- **PROBLEM REQUIREMENTS**:
Output every line exactly as written. Leave out pictures.

------------------------------------

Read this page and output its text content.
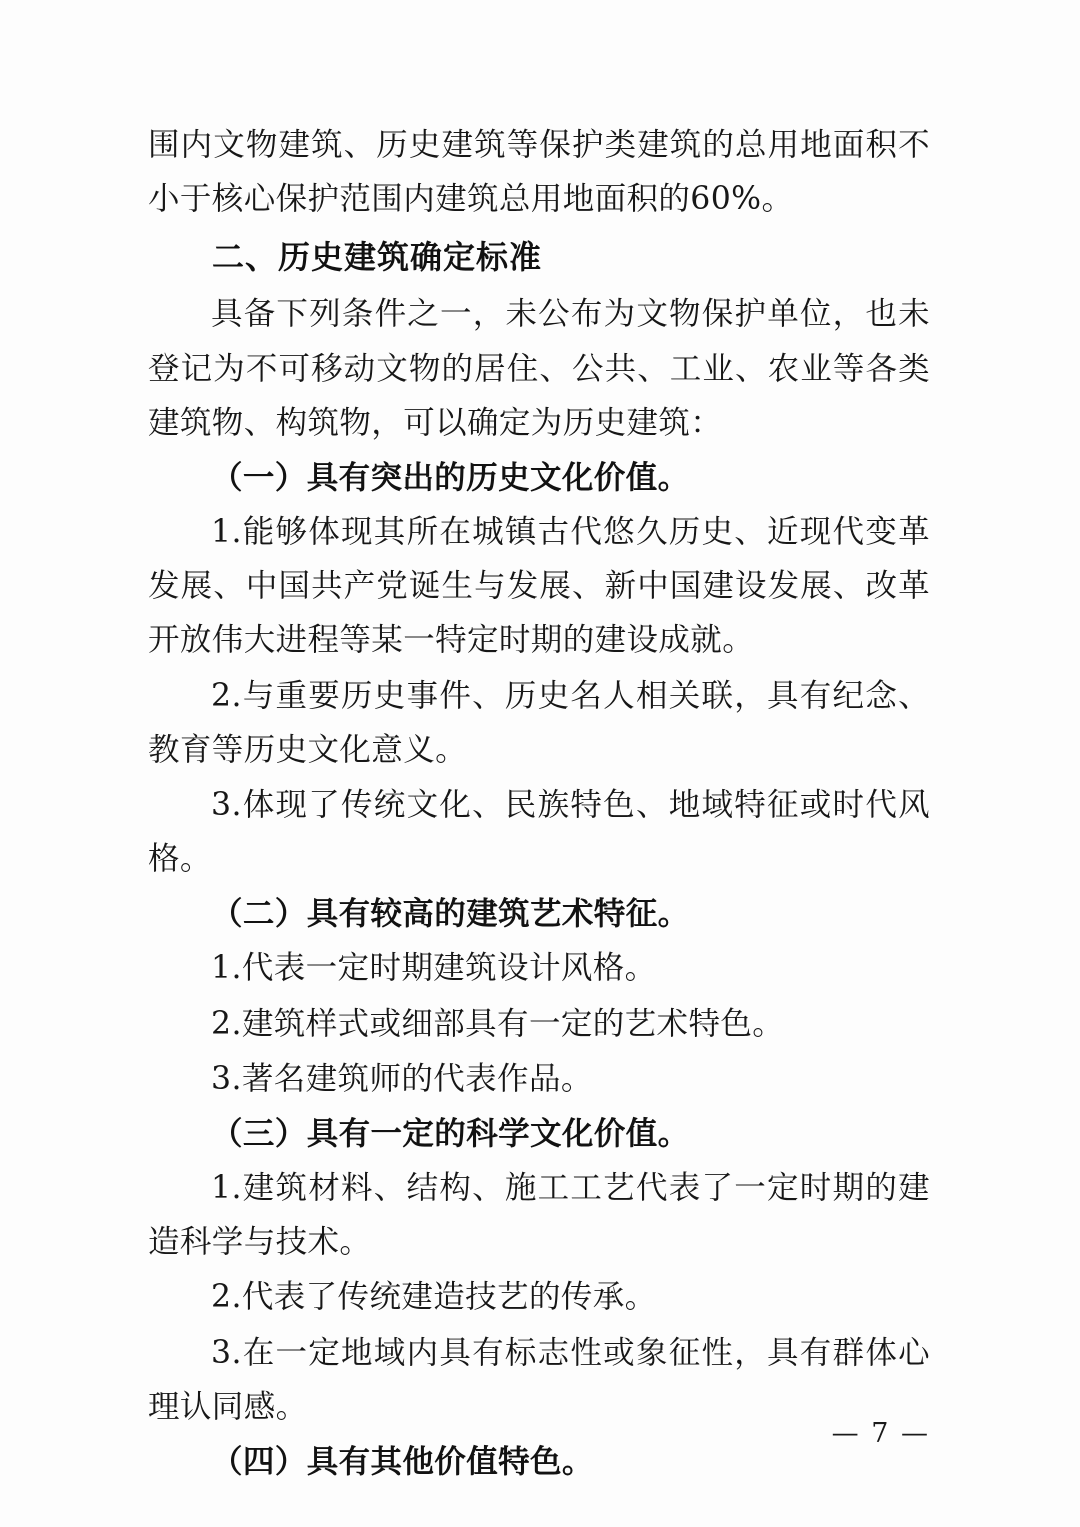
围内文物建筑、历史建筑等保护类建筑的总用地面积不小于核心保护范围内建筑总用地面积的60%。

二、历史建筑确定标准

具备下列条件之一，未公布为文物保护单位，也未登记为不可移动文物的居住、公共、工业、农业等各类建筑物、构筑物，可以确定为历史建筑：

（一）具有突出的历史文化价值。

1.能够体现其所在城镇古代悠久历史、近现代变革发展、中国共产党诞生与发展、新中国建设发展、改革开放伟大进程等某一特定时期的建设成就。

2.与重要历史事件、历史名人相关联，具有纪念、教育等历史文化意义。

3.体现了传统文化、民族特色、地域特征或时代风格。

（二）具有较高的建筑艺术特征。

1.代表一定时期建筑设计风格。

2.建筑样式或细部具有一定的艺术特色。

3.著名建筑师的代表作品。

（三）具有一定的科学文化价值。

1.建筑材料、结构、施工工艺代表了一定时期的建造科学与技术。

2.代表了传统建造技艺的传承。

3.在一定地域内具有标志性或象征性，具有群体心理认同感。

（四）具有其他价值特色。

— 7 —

------------------------------------

- **FINAL RESULT**:
Read this page and output its text content.
围内文物建筑、历史建筑等保护类建筑的总用地面积不小于核心保护范围内建筑总用地面积的60%。

二、历史建筑确定标准

具备下列条件之一，未公布为文物保护单位，也未登记为不可移动文物的居住、公共、工业、农业等各类建筑物、构筑物，可以确定为历史建筑：

（一）具有突出的历史文化价值。

1.能够体现其所在城镇古代悠久历史、近现代变革发展、中国共产党诞生与发展、新中国建设发展、改革开放伟大进程等某一特定时期的建设成就。

2.与重要历史事件、历史名人相关联，具有纪念、教育等历史文化意义。

3.体现了传统文化、民族特色、地域特征或时代风格。

（二）具有较高的建筑艺术特征。

1.代表一定时期建筑设计风格。

2.建筑样式或细部具有一定的艺术特色。

3.著名建筑师的代表作品。

（三）具有一定的科学文化价值。

1.建筑材料、结构、施工工艺代表了一定时期的建造科学与技术。

2.代表了传统建造技艺的传承。

3.在一定地域内具有标志性或象征性，具有群体心理认同感。

（四）具有其他价值特色。

— 7 —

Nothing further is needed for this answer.